OBJECTIVE
Going through the material below, please gather all lines with the word "down" in them.

INPUT MATERIAL
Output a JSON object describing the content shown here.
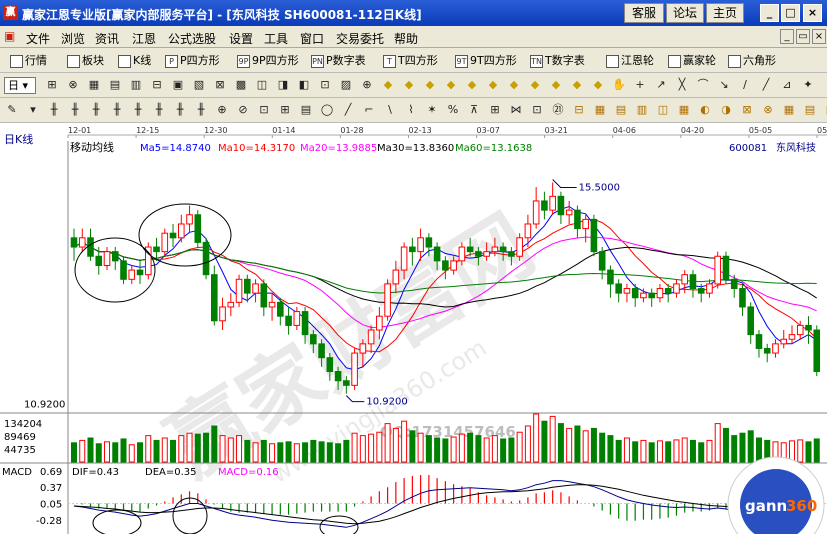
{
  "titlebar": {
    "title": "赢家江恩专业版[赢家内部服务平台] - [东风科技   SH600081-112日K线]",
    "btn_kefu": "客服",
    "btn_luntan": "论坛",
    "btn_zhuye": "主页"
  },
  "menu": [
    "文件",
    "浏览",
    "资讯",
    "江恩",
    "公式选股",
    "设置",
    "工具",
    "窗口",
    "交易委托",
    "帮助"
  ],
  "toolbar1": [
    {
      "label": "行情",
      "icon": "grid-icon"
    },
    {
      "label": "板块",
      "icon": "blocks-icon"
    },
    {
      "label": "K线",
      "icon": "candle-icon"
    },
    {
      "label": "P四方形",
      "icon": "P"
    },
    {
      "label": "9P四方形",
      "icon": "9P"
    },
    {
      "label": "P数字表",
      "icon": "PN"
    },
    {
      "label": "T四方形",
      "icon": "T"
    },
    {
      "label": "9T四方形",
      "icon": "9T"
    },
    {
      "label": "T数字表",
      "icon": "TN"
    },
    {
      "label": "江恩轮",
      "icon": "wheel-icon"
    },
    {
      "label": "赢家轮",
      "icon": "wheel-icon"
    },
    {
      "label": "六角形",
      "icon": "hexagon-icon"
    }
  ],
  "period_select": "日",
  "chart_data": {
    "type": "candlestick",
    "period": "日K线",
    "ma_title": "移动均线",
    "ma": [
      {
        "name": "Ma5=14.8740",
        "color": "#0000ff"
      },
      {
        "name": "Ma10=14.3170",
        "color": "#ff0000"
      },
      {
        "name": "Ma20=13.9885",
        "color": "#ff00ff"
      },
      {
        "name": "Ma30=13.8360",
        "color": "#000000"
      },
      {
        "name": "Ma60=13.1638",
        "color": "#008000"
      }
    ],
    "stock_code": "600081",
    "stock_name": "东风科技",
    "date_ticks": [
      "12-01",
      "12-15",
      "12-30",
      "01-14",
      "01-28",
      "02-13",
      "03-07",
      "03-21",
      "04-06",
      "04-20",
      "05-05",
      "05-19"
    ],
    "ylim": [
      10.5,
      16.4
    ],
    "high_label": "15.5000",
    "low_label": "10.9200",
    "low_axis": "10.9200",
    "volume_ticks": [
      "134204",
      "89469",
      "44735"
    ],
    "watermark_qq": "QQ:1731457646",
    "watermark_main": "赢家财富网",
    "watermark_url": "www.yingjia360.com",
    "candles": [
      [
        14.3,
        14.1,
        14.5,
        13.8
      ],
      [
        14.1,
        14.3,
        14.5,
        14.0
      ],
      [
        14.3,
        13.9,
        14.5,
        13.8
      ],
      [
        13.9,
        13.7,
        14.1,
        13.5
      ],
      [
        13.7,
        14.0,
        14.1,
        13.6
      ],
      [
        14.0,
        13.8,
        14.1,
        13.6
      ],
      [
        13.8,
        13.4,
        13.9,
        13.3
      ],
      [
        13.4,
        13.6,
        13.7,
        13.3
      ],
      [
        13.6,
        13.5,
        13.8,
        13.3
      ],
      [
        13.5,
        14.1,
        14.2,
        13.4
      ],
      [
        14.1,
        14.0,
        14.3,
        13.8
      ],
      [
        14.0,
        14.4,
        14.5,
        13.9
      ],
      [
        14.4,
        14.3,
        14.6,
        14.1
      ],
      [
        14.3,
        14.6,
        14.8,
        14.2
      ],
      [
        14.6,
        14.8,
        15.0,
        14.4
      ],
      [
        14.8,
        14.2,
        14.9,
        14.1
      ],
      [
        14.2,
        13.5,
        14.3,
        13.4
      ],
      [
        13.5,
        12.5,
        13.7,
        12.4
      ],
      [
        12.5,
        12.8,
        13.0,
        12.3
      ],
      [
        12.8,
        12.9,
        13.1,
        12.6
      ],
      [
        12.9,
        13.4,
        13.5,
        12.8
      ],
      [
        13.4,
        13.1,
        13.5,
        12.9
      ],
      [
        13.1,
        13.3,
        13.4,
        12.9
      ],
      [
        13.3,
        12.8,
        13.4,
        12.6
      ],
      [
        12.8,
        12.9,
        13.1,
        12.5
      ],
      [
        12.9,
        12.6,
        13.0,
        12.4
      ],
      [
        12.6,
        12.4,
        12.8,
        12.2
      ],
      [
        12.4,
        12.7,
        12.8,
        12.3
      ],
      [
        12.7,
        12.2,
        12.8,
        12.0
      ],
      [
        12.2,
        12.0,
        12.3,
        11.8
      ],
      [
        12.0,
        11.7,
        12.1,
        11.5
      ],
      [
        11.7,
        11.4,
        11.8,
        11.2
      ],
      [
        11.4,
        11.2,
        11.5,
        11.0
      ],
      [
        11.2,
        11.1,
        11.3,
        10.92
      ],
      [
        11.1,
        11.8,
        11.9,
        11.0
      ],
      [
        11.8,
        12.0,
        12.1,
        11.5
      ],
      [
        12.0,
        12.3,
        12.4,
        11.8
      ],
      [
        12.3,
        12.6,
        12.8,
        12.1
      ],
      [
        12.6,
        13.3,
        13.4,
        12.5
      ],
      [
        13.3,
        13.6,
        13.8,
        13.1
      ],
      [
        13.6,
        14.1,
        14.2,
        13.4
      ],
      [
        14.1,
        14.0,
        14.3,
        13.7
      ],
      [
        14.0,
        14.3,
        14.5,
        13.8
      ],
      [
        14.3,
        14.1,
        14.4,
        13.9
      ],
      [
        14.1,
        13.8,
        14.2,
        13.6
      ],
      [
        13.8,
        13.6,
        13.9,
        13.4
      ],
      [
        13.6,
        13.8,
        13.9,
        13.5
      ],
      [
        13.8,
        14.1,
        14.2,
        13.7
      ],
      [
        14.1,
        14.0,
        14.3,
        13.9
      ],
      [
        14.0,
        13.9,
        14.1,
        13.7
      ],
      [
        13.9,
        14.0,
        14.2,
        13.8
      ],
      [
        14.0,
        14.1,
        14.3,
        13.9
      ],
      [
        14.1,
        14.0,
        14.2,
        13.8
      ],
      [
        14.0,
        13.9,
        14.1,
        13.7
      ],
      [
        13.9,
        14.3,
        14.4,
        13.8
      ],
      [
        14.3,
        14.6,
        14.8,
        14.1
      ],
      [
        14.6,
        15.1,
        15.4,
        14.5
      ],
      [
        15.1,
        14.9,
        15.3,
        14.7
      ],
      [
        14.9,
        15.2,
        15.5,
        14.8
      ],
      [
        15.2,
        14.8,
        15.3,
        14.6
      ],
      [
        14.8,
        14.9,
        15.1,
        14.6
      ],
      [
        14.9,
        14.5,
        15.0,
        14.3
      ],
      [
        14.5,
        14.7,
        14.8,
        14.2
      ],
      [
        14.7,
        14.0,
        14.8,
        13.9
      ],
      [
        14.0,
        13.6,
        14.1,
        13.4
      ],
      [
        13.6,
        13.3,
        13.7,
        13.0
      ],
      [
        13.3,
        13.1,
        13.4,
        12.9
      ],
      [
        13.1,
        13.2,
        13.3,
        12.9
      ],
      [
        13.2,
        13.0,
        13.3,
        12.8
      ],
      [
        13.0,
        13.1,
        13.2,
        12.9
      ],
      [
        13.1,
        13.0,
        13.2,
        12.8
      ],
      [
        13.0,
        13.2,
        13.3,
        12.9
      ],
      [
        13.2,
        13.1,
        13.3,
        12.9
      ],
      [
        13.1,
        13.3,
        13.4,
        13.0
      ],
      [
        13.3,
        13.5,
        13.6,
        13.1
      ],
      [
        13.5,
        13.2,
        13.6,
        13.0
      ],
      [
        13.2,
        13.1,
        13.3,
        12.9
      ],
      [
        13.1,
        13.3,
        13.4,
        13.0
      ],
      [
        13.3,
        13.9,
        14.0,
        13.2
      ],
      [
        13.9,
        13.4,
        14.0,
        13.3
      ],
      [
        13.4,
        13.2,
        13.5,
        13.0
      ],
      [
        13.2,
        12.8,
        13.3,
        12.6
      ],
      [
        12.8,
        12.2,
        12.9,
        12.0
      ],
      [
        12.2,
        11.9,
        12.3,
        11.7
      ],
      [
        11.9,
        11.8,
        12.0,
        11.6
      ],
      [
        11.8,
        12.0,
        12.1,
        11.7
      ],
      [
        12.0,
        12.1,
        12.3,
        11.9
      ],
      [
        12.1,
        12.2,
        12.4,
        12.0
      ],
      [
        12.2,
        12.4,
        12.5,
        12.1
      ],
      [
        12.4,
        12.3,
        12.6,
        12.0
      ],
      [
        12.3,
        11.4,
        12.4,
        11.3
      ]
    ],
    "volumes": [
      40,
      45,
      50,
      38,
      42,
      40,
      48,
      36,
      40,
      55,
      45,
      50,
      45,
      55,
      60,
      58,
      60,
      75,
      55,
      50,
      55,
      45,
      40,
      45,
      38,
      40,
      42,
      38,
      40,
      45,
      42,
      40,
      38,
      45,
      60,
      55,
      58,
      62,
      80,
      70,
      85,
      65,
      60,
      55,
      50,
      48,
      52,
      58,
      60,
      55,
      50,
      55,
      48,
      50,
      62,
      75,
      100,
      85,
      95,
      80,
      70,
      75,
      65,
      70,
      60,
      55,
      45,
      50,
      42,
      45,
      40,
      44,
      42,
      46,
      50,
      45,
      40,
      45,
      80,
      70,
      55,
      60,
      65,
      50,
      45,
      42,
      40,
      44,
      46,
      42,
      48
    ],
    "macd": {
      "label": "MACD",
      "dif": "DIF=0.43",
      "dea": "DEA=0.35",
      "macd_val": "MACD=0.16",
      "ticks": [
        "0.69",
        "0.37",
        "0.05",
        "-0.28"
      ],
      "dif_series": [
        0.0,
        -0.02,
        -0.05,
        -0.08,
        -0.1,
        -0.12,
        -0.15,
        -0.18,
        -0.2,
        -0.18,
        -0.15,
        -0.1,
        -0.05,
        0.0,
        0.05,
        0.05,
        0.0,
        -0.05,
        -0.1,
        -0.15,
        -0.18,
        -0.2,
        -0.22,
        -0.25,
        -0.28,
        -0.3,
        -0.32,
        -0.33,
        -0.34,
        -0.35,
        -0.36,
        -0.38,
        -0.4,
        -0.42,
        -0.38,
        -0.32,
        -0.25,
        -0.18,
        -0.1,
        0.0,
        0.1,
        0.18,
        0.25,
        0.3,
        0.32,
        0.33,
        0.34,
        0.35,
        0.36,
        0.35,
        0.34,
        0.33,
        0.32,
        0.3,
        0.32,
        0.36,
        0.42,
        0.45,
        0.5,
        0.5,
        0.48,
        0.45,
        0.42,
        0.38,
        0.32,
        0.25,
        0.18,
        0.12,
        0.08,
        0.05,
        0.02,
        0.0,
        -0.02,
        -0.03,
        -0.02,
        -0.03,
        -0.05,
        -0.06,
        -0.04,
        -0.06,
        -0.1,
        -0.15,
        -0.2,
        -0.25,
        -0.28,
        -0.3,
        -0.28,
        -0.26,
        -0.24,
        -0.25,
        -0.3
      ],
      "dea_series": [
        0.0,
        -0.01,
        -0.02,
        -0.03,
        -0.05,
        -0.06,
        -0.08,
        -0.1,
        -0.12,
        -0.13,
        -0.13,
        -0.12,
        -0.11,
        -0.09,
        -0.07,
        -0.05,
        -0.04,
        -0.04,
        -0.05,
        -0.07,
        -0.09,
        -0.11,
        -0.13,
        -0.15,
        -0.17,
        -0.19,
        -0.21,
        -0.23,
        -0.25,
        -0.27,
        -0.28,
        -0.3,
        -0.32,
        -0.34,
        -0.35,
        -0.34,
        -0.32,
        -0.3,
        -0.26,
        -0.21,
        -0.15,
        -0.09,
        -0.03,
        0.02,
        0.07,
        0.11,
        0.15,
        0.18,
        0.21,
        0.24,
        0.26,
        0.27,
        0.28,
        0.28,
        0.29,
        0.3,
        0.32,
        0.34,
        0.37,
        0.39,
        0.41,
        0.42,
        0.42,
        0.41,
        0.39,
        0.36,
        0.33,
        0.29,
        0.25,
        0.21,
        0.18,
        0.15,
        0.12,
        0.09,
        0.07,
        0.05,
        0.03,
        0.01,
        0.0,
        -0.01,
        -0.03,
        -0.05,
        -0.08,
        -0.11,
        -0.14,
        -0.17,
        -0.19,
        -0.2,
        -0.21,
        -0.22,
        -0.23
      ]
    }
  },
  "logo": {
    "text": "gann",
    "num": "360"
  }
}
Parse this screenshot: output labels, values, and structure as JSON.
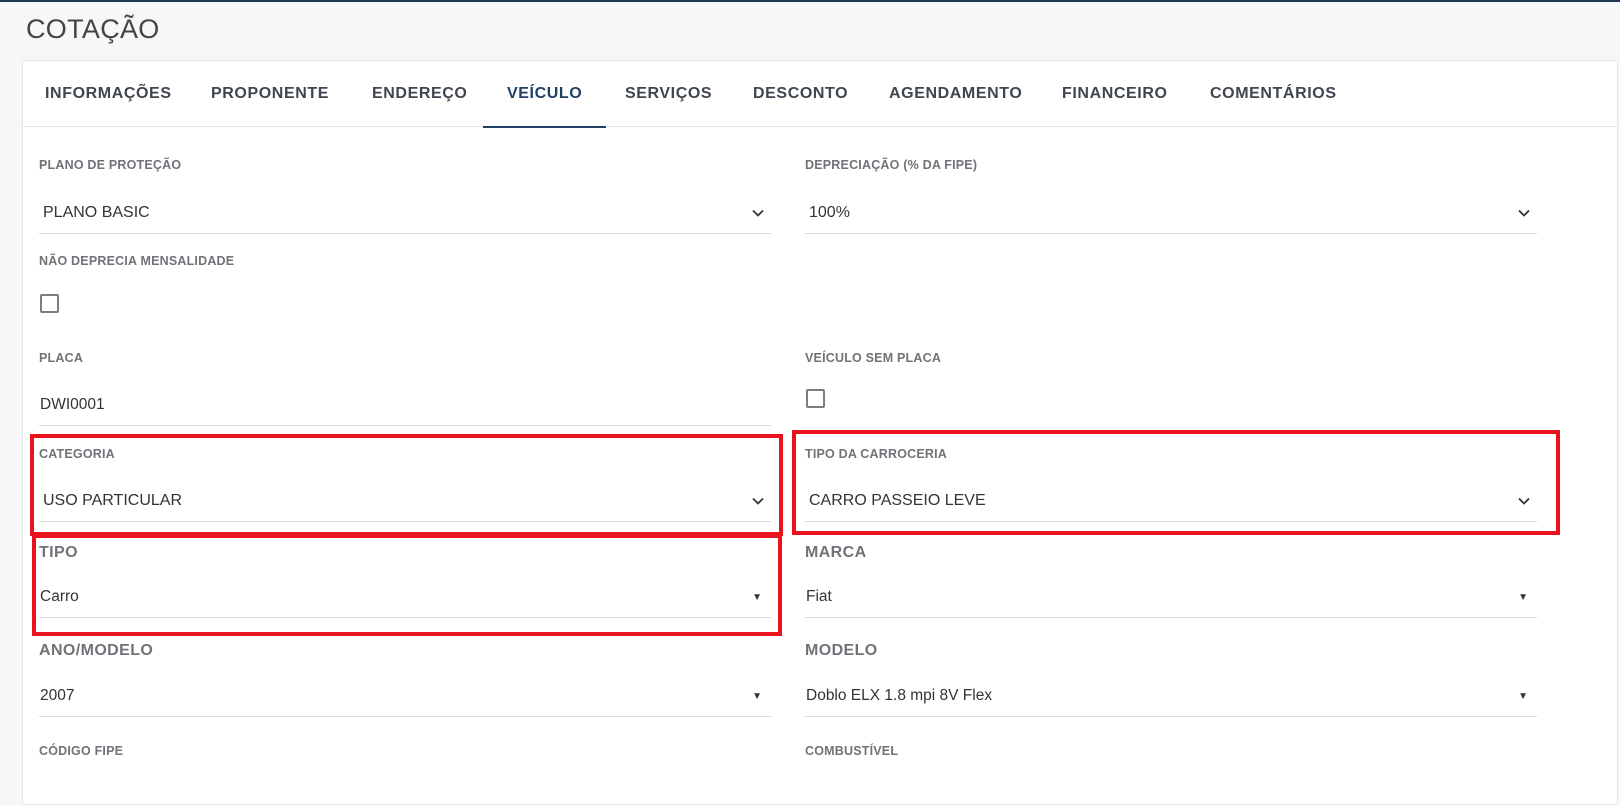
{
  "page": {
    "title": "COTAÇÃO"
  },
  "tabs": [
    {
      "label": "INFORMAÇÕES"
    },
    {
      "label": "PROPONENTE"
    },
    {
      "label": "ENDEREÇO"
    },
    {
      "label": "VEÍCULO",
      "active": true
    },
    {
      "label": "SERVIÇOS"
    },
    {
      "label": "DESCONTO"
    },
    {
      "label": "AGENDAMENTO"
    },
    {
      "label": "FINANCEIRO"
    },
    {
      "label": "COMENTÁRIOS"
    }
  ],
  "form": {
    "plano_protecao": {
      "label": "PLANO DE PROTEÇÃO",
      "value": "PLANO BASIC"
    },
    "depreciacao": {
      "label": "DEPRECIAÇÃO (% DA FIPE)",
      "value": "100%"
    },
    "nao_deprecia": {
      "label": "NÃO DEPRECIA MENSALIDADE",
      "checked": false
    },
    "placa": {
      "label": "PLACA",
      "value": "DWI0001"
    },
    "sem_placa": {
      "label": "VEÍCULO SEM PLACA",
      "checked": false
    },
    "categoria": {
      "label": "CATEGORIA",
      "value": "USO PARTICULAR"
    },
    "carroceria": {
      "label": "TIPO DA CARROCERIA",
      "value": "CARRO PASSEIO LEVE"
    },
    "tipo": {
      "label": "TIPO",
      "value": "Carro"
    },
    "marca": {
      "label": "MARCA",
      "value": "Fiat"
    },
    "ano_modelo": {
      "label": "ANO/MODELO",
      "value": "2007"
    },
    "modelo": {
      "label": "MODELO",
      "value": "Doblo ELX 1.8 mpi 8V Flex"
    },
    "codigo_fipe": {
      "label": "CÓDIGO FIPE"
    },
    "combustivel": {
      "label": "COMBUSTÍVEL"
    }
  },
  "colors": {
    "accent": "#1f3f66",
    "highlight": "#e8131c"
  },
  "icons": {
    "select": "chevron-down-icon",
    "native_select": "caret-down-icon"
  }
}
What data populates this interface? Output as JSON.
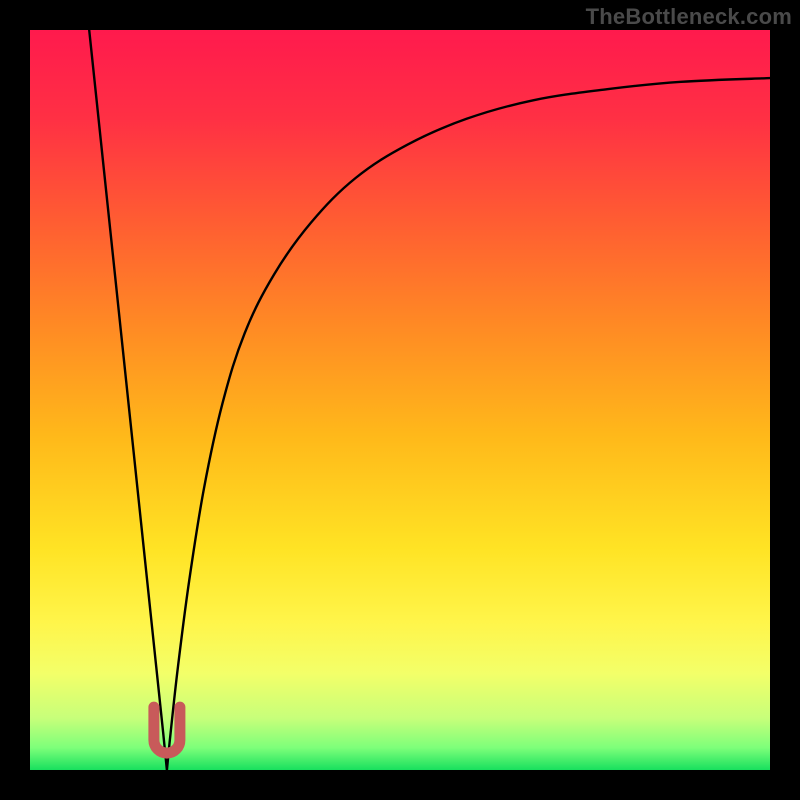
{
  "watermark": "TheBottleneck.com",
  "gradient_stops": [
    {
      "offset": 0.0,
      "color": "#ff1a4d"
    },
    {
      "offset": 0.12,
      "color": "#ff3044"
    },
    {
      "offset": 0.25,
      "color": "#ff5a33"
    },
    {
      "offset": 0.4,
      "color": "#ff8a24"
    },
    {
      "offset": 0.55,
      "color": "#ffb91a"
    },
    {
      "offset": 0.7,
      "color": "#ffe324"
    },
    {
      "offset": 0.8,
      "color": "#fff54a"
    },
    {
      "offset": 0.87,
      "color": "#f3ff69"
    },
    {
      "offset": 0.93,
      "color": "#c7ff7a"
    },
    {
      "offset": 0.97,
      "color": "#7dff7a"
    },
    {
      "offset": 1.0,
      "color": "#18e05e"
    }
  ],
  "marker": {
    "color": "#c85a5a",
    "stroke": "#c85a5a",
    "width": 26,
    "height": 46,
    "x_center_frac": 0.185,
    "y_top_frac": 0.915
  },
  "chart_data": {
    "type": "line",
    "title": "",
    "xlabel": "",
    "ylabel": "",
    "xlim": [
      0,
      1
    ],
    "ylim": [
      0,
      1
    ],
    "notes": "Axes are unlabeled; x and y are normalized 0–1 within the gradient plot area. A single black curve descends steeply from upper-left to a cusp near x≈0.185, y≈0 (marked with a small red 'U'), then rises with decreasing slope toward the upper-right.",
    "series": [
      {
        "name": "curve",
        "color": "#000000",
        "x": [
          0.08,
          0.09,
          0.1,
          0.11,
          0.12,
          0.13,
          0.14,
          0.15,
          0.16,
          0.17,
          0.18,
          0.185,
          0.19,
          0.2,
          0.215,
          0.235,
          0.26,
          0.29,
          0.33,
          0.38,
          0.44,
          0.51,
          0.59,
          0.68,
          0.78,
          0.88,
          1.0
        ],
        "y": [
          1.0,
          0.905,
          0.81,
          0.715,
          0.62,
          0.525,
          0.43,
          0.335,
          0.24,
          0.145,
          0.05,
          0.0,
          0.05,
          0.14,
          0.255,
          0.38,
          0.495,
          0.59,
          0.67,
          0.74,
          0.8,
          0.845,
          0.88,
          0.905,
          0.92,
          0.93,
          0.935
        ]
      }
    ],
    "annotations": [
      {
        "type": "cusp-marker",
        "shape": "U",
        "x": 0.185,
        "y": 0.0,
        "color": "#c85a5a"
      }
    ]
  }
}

FINAL ANSWER
    "select": "chevron-down-icon",
    "native_select": "caret-down-icon"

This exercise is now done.